» Requirements: Go through the listing and pick out each line with the word "计算至小数二位" in it.

» Provided data:
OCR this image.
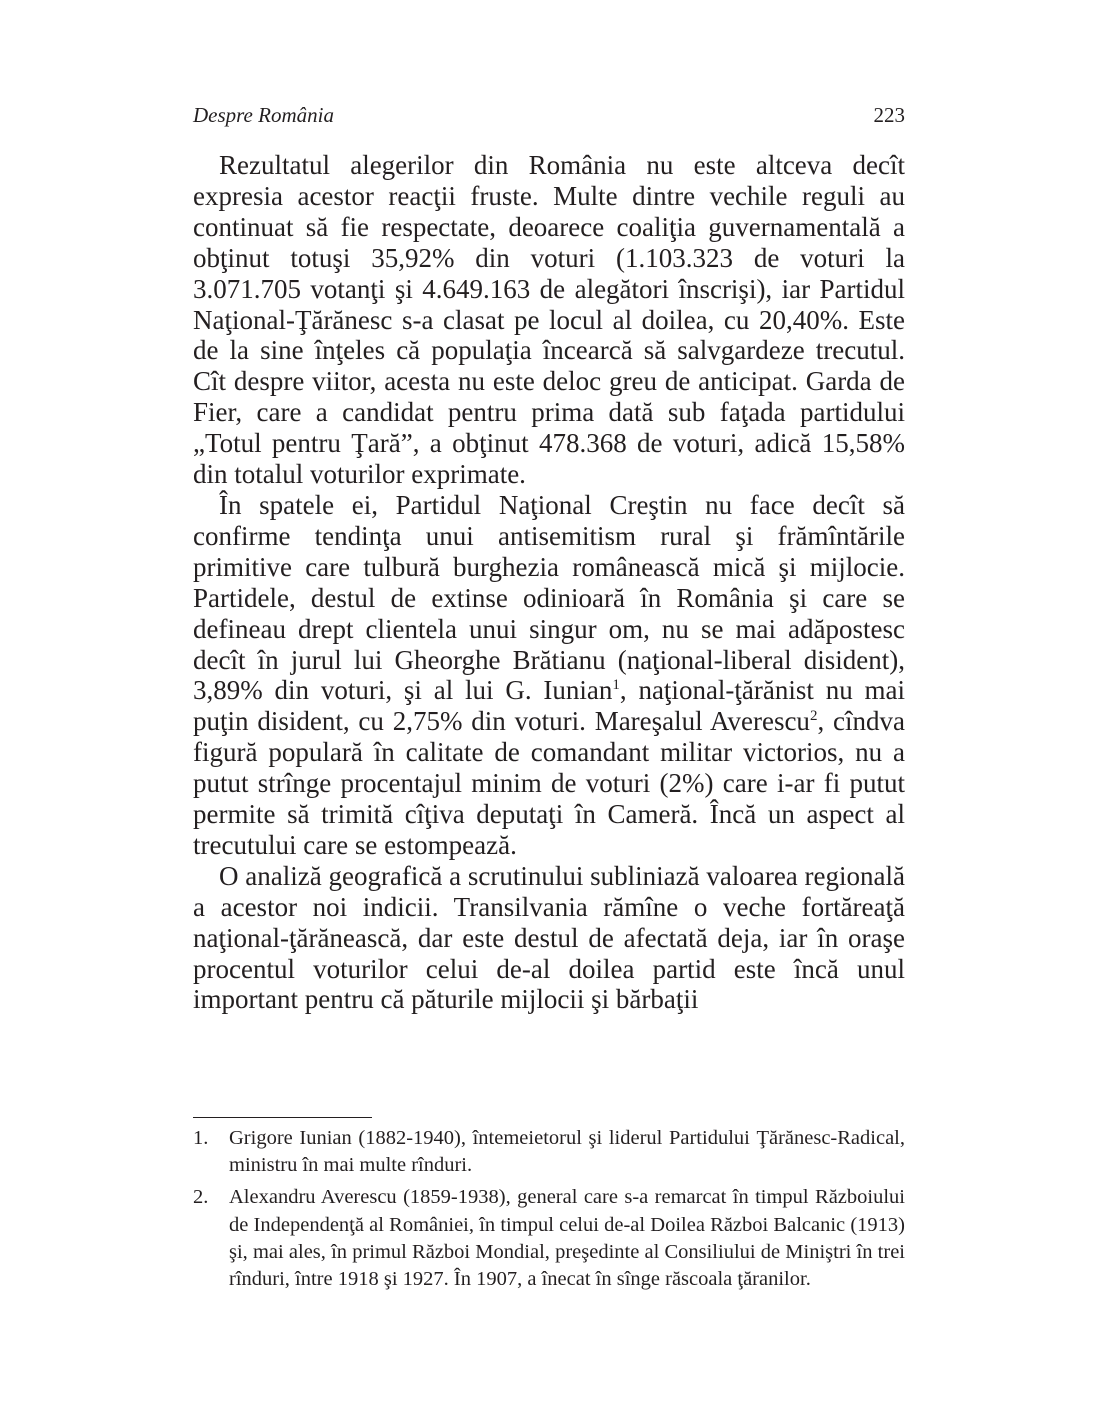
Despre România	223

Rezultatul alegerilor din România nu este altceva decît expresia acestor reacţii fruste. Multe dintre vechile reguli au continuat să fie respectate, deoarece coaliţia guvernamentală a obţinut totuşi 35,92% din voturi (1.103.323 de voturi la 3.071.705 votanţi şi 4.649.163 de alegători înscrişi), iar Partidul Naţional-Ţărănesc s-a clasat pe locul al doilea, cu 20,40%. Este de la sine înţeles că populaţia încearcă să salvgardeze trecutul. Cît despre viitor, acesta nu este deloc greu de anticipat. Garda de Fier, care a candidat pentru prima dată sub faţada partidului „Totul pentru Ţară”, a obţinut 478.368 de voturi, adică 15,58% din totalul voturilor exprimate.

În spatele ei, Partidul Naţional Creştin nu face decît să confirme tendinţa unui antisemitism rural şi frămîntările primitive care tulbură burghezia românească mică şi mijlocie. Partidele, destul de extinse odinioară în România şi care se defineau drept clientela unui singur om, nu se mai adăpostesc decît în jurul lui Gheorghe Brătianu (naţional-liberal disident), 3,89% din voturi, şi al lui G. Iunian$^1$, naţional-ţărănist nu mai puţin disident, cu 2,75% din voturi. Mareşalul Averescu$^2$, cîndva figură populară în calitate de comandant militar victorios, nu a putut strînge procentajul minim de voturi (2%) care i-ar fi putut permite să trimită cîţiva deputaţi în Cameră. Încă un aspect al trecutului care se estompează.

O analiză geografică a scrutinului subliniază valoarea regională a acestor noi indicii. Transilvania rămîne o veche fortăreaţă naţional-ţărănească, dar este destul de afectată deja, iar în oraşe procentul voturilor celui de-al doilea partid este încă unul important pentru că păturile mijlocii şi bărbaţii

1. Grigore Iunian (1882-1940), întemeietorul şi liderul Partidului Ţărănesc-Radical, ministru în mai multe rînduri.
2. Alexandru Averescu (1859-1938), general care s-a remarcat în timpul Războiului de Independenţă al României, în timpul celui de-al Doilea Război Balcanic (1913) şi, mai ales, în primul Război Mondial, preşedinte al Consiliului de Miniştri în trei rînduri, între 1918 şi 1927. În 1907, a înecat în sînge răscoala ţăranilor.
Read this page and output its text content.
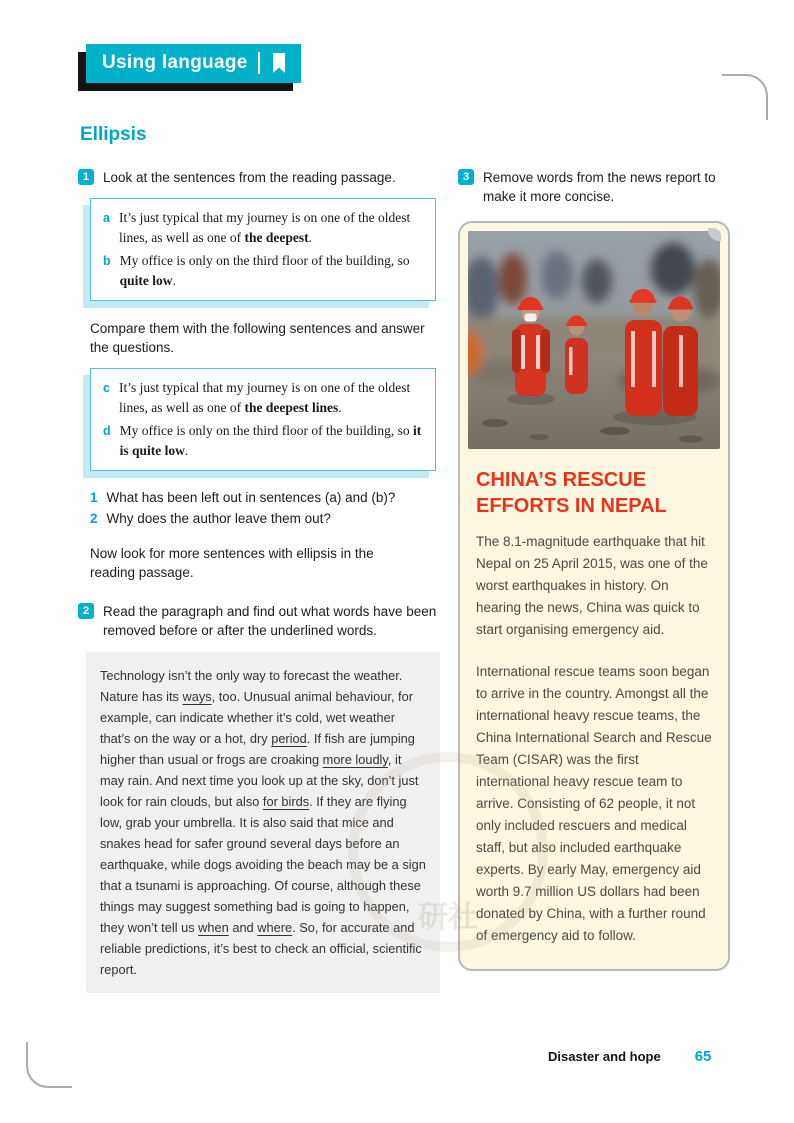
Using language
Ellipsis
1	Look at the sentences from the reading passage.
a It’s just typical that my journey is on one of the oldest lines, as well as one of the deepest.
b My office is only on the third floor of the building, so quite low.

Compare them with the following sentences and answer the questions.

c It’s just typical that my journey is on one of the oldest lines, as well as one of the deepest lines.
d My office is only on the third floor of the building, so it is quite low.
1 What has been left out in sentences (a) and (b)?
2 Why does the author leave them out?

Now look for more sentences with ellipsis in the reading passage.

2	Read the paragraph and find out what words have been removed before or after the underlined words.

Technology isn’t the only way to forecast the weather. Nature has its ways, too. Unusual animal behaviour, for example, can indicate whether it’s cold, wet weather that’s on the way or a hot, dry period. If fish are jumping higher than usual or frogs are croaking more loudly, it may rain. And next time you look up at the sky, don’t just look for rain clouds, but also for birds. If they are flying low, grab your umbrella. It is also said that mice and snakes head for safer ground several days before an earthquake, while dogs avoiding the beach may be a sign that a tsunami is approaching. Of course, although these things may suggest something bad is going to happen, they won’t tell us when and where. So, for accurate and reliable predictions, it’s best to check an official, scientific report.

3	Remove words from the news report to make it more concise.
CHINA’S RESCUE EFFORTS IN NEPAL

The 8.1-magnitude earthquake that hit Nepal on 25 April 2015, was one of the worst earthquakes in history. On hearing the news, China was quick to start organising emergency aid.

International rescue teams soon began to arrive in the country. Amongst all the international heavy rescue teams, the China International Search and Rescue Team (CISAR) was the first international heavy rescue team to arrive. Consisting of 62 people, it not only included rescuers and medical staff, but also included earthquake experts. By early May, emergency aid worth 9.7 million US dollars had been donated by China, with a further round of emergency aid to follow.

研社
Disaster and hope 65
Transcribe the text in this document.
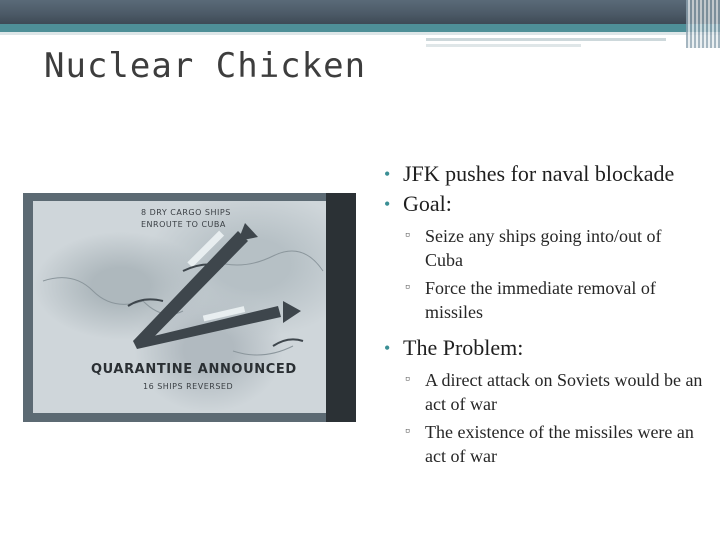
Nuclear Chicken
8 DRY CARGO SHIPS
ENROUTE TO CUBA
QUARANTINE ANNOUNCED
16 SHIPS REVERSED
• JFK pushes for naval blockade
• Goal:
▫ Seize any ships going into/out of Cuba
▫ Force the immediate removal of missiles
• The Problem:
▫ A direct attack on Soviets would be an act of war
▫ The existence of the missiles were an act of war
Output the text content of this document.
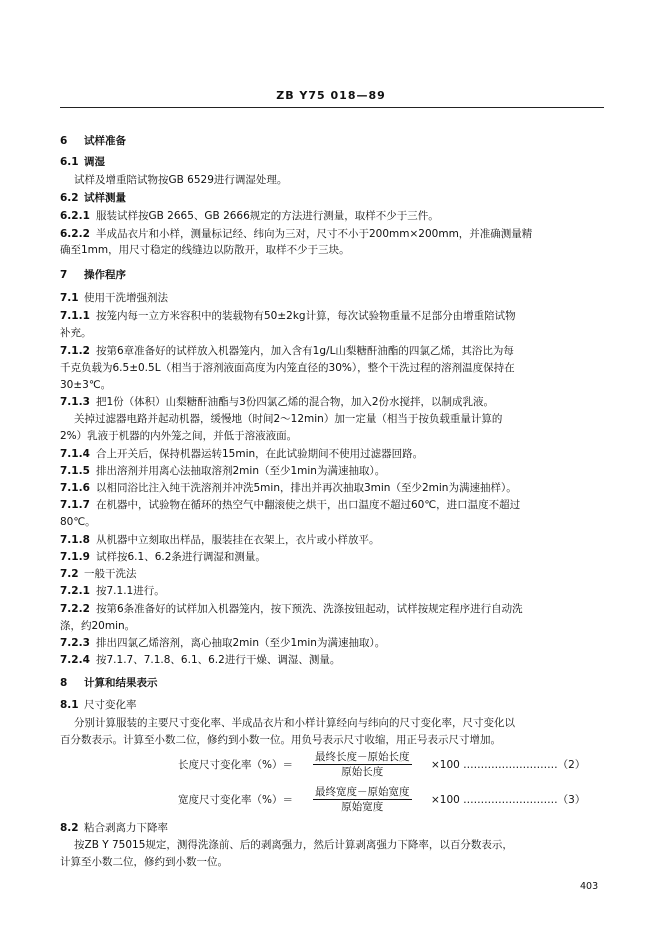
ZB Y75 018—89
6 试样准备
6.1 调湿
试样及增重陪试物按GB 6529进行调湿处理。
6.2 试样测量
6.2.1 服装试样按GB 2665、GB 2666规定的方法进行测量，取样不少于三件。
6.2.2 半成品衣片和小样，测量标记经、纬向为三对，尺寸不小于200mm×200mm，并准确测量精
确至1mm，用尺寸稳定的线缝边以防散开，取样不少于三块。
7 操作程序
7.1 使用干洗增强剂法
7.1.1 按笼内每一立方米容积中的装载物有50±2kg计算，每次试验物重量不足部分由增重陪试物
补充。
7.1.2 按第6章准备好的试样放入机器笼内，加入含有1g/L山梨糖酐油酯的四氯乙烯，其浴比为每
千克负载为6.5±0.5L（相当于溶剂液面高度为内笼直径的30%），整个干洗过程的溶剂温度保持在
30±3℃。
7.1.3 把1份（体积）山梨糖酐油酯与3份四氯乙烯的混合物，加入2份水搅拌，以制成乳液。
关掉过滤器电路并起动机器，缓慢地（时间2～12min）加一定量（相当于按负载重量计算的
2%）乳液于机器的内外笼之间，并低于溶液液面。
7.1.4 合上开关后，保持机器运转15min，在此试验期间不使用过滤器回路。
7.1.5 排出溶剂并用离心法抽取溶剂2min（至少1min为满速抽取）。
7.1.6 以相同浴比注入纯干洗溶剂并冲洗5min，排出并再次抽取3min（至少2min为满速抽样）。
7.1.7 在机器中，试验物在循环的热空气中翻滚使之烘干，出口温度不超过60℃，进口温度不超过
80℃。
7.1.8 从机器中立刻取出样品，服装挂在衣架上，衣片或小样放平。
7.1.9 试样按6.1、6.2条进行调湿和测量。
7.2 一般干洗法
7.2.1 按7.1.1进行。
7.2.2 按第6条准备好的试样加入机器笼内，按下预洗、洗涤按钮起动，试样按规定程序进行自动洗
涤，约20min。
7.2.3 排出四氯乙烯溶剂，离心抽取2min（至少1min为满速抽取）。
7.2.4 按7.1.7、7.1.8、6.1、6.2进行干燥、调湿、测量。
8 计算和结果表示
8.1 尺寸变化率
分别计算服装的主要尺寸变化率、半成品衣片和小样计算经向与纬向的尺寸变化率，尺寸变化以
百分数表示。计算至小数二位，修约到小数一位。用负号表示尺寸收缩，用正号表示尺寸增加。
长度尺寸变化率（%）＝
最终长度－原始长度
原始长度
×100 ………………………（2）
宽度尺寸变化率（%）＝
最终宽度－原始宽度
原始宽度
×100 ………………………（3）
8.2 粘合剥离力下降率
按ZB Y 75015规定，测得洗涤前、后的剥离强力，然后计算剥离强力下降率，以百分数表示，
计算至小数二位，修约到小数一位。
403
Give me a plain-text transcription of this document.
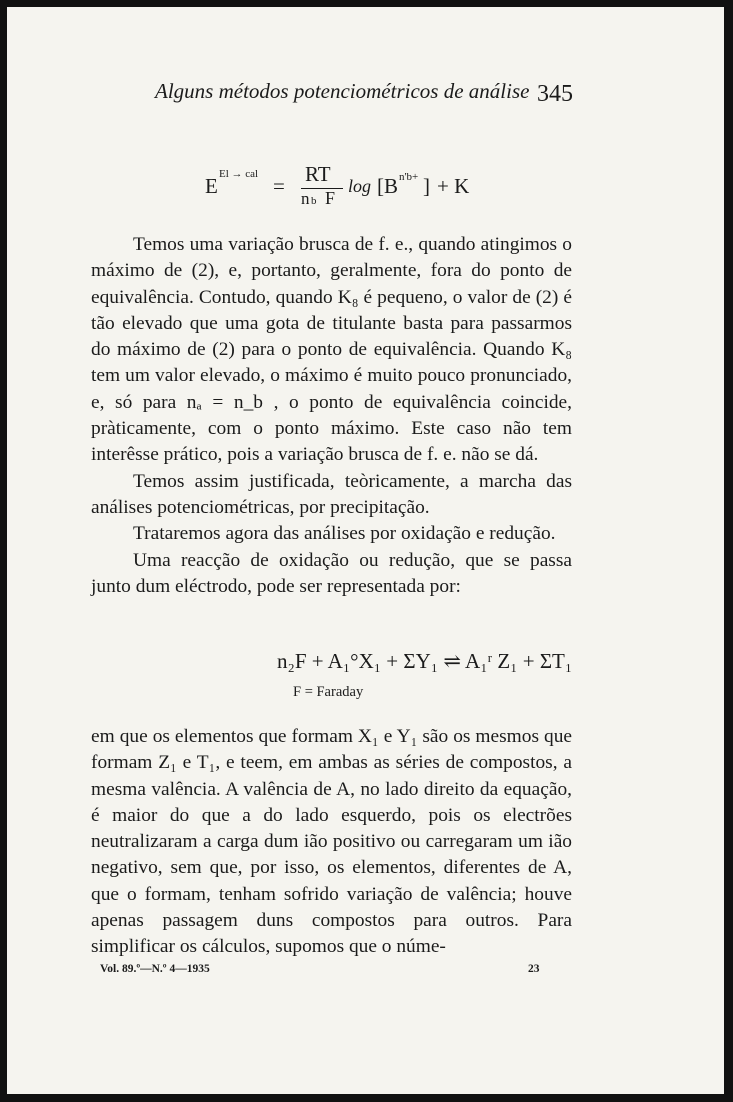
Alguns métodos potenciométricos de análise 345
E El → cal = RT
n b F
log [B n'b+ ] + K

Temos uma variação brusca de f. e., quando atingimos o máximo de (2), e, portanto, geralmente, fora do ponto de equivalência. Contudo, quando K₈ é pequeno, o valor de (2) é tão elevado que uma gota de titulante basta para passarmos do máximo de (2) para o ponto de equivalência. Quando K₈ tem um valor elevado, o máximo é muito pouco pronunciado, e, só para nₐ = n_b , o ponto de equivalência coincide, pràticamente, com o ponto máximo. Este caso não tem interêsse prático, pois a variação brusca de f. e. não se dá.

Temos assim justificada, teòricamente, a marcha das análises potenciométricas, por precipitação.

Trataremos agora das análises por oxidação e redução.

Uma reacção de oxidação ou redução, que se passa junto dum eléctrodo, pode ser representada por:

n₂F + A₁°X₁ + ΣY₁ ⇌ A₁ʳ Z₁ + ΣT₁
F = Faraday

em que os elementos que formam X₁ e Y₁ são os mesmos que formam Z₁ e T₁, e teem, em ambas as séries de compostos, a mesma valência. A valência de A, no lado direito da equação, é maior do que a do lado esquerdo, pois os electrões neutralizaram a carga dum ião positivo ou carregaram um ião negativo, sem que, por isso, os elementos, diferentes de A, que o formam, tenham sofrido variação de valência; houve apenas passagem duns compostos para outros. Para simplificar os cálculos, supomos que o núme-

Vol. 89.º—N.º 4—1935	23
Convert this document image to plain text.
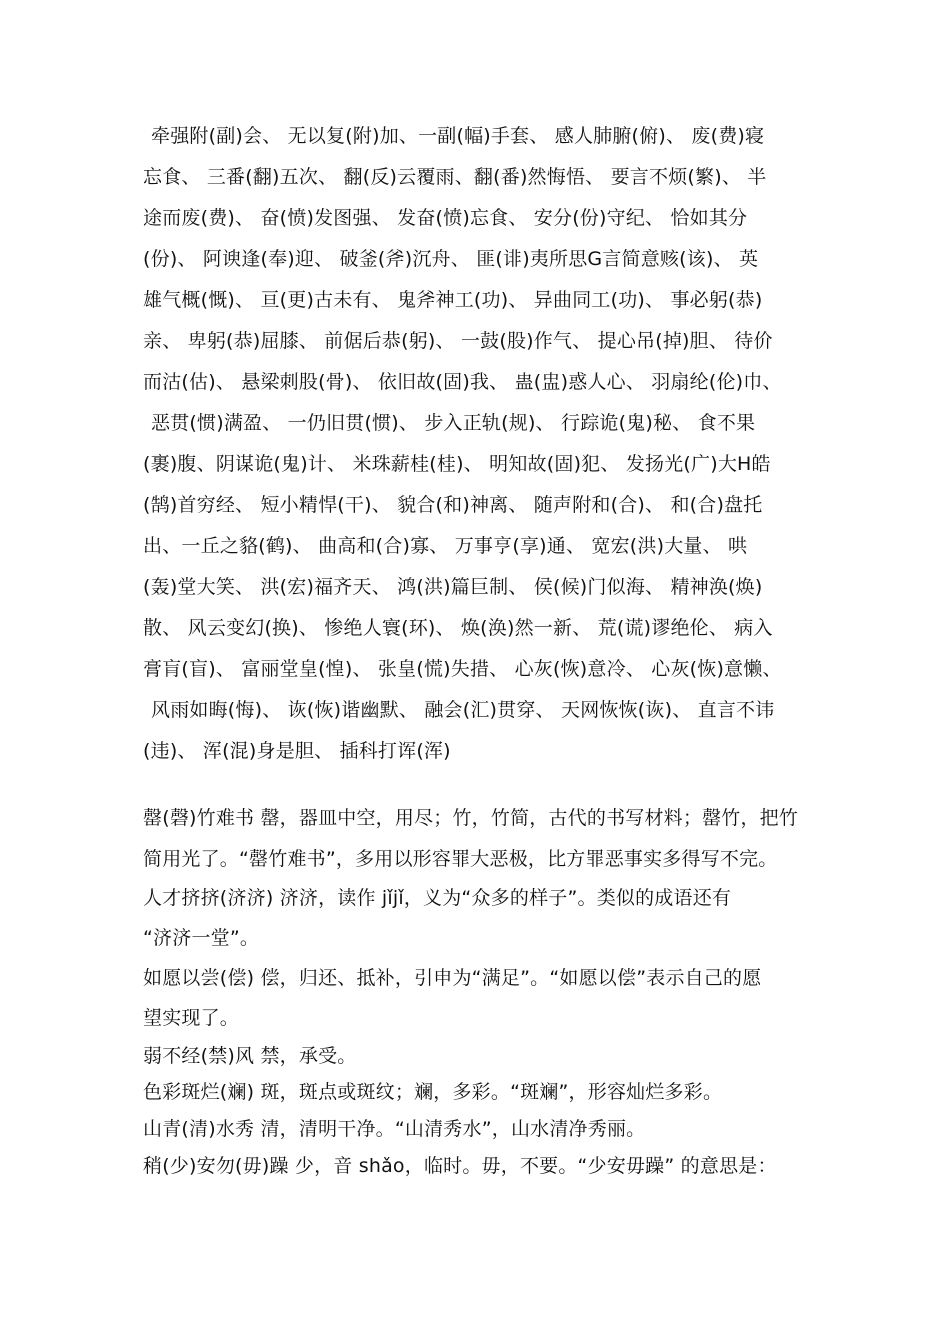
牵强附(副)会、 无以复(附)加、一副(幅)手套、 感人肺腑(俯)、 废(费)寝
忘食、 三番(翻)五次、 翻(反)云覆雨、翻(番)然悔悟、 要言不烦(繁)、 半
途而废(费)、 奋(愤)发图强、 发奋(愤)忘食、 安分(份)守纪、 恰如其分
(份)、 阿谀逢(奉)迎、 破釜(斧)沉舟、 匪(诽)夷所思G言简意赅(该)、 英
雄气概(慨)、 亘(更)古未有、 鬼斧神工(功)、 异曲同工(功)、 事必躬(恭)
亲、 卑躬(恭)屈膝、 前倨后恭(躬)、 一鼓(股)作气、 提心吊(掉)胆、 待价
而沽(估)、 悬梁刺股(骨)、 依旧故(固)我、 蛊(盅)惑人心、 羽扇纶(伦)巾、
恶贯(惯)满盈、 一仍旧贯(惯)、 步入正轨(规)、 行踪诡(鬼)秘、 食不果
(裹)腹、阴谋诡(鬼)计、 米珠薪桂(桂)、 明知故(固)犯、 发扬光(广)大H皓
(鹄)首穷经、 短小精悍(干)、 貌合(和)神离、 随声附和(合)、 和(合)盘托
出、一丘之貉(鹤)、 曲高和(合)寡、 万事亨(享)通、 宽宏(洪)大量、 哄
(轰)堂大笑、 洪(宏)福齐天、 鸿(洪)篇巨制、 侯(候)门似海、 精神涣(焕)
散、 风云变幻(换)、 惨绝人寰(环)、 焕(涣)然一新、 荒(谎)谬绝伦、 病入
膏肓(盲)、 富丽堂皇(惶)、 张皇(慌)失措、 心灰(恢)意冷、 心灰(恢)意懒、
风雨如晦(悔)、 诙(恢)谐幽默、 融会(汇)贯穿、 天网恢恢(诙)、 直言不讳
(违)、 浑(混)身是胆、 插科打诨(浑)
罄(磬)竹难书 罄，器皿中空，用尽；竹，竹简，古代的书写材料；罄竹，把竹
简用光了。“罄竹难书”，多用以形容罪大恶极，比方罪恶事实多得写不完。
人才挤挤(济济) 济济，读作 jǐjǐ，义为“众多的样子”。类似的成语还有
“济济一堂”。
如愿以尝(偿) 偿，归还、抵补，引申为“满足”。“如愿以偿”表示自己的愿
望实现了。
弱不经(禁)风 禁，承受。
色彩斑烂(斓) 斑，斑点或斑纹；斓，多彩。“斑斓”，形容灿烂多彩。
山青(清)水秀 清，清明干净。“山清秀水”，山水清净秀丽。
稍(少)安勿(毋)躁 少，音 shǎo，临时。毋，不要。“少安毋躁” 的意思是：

» Final answer:
百分数表示。计算至小数二位，修约到小数一位。用负号表示尺寸收缩，用正号表示尺寸增加。
计算至小数二位，修约到小数一位。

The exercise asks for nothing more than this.